(Dataset entries on figures)
________________
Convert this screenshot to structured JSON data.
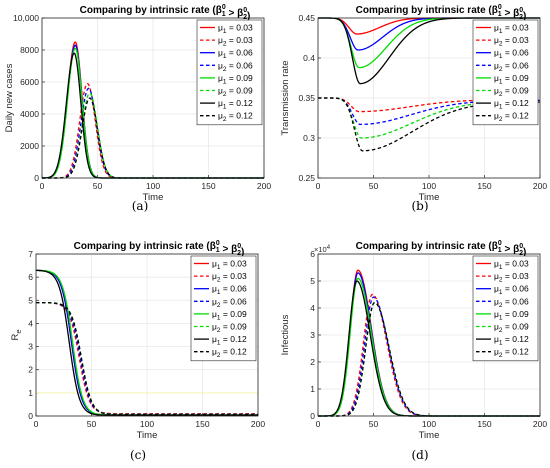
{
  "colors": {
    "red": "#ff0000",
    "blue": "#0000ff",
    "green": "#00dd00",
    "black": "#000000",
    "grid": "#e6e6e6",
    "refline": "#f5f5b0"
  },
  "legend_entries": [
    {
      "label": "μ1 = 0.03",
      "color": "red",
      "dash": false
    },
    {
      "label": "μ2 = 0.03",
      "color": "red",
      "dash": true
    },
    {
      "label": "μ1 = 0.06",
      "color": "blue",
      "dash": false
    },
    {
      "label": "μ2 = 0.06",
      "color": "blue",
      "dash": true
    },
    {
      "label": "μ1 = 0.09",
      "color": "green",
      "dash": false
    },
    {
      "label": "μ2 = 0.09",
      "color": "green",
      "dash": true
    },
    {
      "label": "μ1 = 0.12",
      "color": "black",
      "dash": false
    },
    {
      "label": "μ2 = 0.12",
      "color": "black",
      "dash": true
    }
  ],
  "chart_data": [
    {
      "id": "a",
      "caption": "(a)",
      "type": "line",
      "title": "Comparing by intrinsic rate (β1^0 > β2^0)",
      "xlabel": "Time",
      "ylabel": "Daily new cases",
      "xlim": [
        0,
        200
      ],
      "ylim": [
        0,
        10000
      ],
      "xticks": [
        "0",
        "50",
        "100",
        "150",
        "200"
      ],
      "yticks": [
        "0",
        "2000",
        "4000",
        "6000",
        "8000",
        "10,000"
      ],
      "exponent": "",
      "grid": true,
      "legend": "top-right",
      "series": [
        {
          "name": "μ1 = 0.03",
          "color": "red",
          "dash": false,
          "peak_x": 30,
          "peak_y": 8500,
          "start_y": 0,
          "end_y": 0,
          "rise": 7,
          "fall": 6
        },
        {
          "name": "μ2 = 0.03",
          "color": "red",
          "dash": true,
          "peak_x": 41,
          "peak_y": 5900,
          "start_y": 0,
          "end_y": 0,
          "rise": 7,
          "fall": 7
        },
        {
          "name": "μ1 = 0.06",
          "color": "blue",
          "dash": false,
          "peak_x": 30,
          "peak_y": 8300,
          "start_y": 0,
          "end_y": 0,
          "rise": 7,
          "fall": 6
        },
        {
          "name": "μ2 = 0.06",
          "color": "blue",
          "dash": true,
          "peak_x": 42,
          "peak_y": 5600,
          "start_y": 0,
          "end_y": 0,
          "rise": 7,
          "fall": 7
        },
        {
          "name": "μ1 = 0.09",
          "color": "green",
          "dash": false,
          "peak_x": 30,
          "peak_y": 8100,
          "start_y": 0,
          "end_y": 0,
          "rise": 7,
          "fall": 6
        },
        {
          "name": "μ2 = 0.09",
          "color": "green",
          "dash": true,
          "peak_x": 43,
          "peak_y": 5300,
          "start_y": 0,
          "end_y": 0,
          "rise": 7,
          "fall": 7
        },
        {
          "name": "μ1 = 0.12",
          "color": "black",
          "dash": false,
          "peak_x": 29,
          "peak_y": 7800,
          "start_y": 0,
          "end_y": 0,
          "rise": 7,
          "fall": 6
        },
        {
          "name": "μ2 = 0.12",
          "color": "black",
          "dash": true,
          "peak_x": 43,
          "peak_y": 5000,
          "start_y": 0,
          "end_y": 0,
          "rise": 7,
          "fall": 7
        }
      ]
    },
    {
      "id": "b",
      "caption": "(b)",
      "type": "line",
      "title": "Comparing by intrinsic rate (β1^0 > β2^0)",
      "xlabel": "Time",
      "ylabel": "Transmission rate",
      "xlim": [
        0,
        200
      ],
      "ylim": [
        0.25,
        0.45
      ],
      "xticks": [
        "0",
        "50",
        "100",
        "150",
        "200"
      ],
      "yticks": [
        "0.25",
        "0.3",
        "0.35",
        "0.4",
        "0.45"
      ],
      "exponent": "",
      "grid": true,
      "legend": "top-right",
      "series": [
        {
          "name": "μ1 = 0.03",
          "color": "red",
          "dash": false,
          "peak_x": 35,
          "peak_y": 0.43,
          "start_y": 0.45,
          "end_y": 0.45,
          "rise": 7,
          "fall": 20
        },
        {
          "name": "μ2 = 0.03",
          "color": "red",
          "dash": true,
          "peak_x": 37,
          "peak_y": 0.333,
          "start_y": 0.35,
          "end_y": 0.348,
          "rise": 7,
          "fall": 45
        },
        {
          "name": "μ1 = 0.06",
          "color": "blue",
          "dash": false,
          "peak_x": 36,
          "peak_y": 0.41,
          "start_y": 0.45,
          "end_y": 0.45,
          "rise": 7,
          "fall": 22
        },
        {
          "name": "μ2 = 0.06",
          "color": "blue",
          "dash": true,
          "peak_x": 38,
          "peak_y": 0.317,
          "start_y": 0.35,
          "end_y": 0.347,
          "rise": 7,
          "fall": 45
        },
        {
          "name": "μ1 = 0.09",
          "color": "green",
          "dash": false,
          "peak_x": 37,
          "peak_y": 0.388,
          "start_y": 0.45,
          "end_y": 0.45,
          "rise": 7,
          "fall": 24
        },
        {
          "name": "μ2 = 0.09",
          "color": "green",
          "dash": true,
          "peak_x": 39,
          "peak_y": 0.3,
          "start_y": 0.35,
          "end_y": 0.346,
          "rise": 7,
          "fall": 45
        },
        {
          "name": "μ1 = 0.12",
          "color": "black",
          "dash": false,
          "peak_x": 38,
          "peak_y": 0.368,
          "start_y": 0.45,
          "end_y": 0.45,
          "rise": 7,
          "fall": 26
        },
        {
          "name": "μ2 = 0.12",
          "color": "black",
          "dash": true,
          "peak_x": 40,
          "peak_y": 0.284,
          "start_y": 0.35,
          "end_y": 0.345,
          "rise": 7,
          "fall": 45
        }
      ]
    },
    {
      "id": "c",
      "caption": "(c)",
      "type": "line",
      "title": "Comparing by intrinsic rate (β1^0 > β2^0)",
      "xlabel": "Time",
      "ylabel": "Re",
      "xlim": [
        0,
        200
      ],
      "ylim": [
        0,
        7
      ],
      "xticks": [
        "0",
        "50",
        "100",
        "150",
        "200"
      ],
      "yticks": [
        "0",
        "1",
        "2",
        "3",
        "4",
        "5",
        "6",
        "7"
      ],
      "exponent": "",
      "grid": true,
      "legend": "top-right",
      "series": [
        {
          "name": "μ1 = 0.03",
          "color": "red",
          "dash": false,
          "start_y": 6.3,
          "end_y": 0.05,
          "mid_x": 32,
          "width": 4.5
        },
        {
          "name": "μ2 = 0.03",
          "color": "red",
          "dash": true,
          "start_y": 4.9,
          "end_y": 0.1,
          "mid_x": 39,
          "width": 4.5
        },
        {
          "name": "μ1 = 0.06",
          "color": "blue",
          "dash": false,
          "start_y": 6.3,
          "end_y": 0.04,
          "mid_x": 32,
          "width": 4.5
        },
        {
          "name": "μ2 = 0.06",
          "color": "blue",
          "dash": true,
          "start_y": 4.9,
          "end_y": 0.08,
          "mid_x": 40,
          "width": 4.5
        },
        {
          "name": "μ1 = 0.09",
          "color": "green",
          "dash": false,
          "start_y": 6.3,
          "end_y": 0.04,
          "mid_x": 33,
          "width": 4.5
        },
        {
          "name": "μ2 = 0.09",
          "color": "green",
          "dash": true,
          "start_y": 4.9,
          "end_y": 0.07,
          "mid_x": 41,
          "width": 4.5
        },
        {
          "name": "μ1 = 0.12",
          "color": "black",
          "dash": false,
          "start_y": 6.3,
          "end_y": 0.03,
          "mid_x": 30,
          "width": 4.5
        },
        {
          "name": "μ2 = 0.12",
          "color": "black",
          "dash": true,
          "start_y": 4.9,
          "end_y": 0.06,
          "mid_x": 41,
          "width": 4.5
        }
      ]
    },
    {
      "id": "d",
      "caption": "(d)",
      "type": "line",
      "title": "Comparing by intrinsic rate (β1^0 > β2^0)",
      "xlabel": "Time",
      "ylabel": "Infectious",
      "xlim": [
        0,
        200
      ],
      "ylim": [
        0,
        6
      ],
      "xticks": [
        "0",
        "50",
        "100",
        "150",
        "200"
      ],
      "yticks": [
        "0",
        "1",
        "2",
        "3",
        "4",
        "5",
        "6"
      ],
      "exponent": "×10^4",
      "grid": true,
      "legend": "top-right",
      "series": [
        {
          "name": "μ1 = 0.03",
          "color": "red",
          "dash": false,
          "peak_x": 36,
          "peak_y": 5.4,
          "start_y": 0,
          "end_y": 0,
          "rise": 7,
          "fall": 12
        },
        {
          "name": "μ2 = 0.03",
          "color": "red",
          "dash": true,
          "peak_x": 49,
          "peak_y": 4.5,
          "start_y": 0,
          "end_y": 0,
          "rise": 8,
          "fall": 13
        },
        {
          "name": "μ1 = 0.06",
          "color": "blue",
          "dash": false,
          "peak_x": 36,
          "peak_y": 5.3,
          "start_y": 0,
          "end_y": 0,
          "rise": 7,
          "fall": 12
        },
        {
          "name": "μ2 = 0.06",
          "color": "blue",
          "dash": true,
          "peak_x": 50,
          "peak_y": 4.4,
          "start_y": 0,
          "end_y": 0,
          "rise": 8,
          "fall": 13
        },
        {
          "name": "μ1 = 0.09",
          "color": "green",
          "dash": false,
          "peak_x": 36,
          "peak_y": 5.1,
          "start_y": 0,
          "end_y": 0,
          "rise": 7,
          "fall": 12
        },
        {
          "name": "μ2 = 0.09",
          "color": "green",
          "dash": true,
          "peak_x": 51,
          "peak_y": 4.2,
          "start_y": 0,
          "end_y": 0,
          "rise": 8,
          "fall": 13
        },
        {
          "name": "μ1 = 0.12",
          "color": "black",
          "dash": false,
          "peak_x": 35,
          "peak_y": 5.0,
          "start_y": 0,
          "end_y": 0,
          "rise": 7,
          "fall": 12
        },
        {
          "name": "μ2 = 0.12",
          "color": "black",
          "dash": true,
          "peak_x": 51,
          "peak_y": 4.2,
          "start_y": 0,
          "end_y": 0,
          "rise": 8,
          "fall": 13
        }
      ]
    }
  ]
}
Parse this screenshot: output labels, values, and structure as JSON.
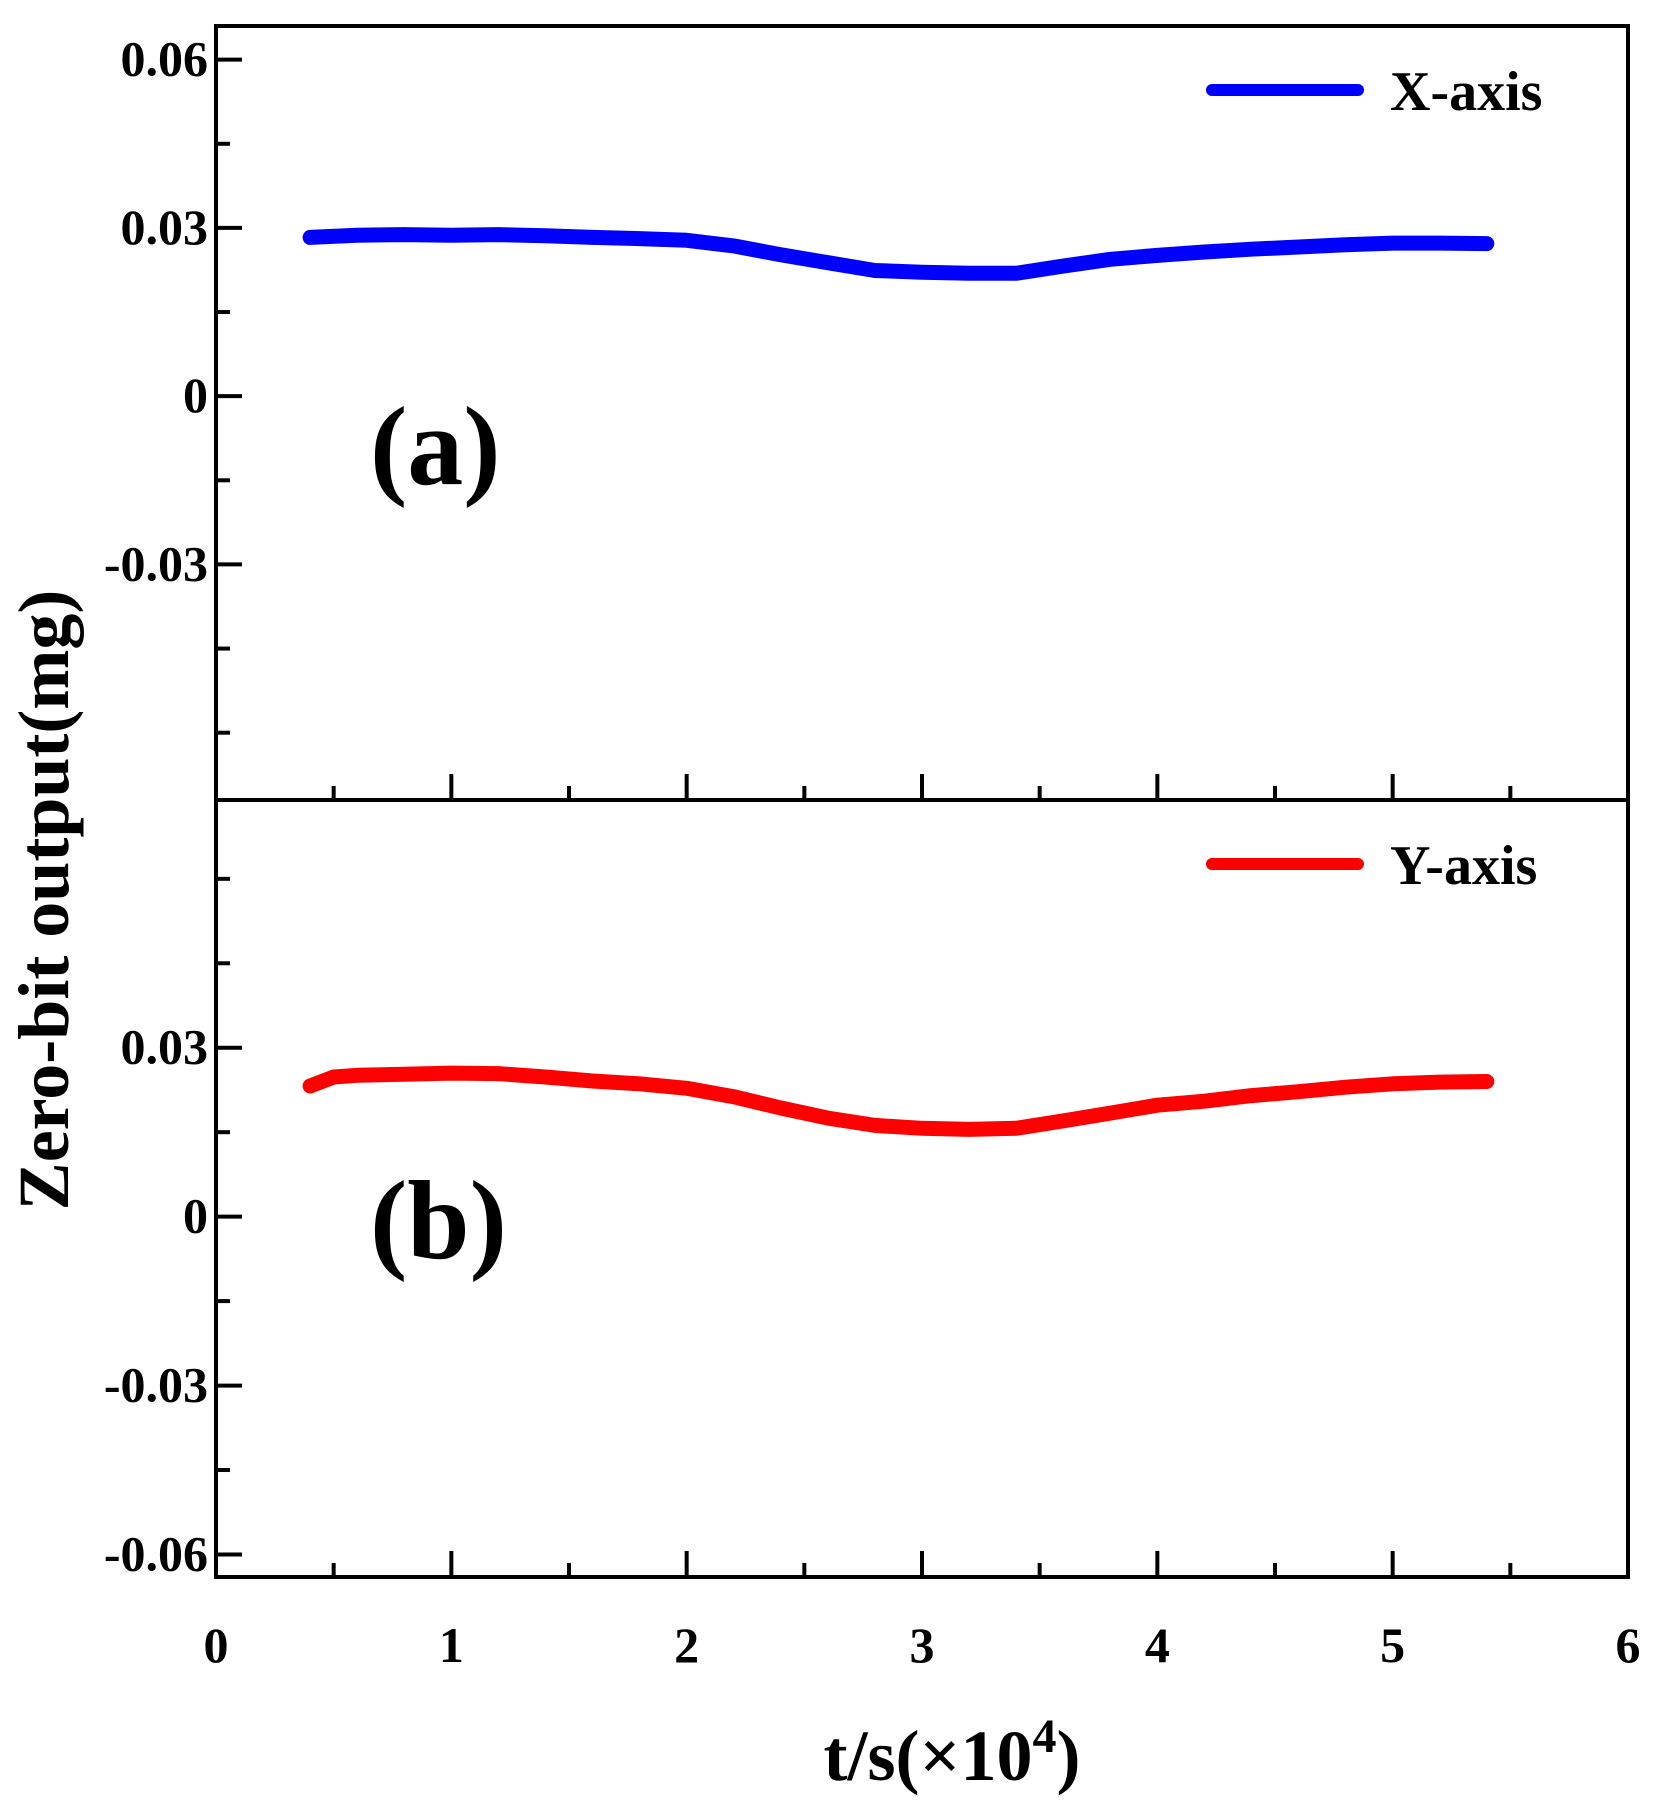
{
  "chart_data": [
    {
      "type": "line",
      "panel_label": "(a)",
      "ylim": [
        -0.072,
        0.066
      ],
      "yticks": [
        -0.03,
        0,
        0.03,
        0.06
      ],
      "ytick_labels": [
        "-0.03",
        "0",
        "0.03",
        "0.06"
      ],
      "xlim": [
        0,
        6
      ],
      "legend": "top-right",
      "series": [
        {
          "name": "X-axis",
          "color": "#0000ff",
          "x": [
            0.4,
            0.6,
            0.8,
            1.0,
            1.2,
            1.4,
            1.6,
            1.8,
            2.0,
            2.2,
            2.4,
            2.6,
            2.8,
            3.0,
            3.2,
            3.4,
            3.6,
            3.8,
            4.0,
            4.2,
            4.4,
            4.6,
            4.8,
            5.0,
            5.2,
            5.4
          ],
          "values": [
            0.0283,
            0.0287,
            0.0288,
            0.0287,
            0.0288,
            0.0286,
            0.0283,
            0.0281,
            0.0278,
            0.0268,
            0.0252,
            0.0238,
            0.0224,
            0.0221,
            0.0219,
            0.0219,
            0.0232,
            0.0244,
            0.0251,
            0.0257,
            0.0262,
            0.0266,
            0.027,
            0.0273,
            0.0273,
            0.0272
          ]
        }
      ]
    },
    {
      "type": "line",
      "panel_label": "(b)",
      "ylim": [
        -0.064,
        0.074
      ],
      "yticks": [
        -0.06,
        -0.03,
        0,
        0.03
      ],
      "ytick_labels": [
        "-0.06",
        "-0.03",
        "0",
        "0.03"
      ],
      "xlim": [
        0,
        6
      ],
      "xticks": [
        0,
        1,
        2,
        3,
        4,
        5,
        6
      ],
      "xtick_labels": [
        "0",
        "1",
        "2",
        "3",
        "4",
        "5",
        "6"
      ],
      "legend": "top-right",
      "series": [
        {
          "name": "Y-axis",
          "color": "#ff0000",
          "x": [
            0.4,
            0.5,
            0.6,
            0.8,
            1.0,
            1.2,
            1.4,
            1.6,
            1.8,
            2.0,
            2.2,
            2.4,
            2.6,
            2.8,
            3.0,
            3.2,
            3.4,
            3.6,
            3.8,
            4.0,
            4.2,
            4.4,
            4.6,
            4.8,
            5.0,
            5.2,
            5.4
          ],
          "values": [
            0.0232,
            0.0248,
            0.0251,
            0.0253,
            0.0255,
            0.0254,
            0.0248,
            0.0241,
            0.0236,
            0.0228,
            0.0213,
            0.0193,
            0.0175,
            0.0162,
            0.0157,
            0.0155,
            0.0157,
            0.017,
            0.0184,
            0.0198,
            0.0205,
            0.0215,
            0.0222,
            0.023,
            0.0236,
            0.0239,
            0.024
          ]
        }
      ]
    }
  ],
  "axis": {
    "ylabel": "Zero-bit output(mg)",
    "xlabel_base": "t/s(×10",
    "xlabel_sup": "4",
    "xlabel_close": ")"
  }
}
________________
▸ GIVEN PROBLEM: Gather each line in these records that contains the string "output".

▸ RESULT OF THIS EXERCISE:
Parse this screenshot: output labels, values, and structure as JSON.
    "ylabel": "Zero-bit output(mg)",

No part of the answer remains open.